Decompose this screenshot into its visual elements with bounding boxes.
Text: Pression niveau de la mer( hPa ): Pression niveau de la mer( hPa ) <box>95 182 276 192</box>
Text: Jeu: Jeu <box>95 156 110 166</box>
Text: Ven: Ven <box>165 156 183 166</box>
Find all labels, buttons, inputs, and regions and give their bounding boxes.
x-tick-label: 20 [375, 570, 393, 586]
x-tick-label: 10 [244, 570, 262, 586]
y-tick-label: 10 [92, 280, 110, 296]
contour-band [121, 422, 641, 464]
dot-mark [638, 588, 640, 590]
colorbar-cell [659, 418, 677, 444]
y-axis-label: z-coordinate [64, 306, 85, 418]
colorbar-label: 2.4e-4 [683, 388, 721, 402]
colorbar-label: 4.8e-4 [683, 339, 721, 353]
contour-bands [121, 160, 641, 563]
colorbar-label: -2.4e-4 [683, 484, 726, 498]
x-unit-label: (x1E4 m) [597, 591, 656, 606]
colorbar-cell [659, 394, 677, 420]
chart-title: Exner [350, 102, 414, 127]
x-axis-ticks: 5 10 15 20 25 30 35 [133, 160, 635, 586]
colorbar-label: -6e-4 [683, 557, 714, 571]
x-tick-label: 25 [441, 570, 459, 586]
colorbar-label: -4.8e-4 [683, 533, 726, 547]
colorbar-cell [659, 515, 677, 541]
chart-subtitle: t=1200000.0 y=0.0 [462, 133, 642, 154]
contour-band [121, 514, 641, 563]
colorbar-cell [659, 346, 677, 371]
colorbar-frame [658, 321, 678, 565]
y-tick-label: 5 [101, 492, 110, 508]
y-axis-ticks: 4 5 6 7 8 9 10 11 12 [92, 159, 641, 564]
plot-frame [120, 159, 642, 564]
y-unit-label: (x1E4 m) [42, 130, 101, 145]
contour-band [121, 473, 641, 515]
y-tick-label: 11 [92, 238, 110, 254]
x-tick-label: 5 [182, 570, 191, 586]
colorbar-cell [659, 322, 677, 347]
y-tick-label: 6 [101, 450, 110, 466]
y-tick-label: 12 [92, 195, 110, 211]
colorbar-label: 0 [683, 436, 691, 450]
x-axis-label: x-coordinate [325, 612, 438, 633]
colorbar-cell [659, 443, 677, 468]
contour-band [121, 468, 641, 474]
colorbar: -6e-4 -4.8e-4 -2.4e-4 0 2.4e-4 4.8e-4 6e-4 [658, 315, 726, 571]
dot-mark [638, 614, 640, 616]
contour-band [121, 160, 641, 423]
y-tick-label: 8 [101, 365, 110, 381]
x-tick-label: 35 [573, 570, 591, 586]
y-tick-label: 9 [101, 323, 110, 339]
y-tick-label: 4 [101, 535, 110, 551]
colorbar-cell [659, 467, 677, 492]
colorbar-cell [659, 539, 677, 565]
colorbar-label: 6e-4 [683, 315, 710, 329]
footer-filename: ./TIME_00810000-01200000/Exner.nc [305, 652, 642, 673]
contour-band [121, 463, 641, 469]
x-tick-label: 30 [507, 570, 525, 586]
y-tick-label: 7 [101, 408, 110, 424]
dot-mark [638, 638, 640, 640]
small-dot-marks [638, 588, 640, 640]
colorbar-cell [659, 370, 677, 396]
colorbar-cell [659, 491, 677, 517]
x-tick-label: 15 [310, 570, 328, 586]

★ ★ ★ ★ ★ ★ ★

GOAL ▸
Can you copy every one of the lines above word for word, keeping each number and bracket unchanged?

FINAL RESULT ▸
Decompose this screenshot into its visual elements with bounding boxes.
Text: Pression niveau de la mer( hPa ): Pression niveau de la mer( hPa ) <box>95 182 276 192</box>
Text: Jeu: Jeu <box>95 156 110 166</box>
Text: Ven: Ven <box>165 156 183 166</box>
Find all labels, buttons, inputs, and regions and give their bounding boxes.
x-tick-label: 20 [375, 570, 393, 586]
x-tick-label: 10 [244, 570, 262, 586]
y-tick-label: 10 [92, 280, 110, 296]
contour-band [121, 422, 641, 464]
dot-mark [638, 588, 640, 590]
colorbar-cell [659, 418, 677, 444]
y-axis-label: z-coordinate [64, 306, 85, 418]
colorbar-label: 2.4e-4 [683, 388, 721, 402]
colorbar-label: 4.8e-4 [683, 339, 721, 353]
contour-bands [121, 160, 641, 563]
colorbar-label: -2.4e-4 [683, 484, 726, 498]
x-unit-label: (x1E4 m) [597, 591, 656, 606]
colorbar-cell [659, 394, 677, 420]
chart-title: Exner [350, 102, 414, 127]
x-axis-ticks: 5 10 15 20 25 30 35 [133, 160, 635, 586]
colorbar-label: -6e-4 [683, 557, 714, 571]
x-tick-label: 25 [441, 570, 459, 586]
colorbar-label: -4.8e-4 [683, 533, 726, 547]
colorbar-cell [659, 515, 677, 541]
chart-subtitle: t=1200000.0 y=0.0 [462, 133, 642, 154]
contour-band [121, 514, 641, 563]
colorbar-cell [659, 346, 677, 371]
colorbar-frame [658, 321, 678, 565]
y-tick-label: 5 [101, 492, 110, 508]
y-axis-ticks: 4 5 6 7 8 9 10 11 12 [92, 159, 641, 564]
plot-frame [120, 159, 642, 564]
y-unit-label: (x1E4 m) [42, 130, 101, 145]
contour-band [121, 473, 641, 515]
y-tick-label: 11 [92, 238, 110, 254]
x-tick-label: 5 [182, 570, 191, 586]
colorbar-cell [659, 322, 677, 347]
y-tick-label: 6 [101, 450, 110, 466]
y-tick-label: 12 [92, 195, 110, 211]
colorbar-label: 0 [683, 436, 691, 450]
x-axis-label: x-coordinate [325, 612, 438, 633]
colorbar-cell [659, 443, 677, 468]
contour-band [121, 468, 641, 474]
colorbar: -6e-4 -4.8e-4 -2.4e-4 0 2.4e-4 4.8e-4 6e-4 [658, 315, 726, 571]
dot-mark [638, 614, 640, 616]
contour-band [121, 160, 641, 423]
y-tick-label: 8 [101, 365, 110, 381]
x-tick-label: 35 [573, 570, 591, 586]
y-tick-label: 9 [101, 323, 110, 339]
y-tick-label: 4 [101, 535, 110, 551]
colorbar-cell [659, 467, 677, 492]
colorbar-cell [659, 539, 677, 565]
colorbar-label: 6e-4 [683, 315, 710, 329]
footer-filename: ./TIME_00810000-01200000/Exner.nc [305, 652, 642, 673]
contour-band [121, 463, 641, 469]
x-tick-label: 30 [507, 570, 525, 586]
y-tick-label: 7 [101, 408, 110, 424]
dot-mark [638, 638, 640, 640]
small-dot-marks [638, 588, 640, 640]
colorbar-cell [659, 370, 677, 396]
colorbar-cell [659, 491, 677, 517]
x-tick-label: 15 [310, 570, 328, 586]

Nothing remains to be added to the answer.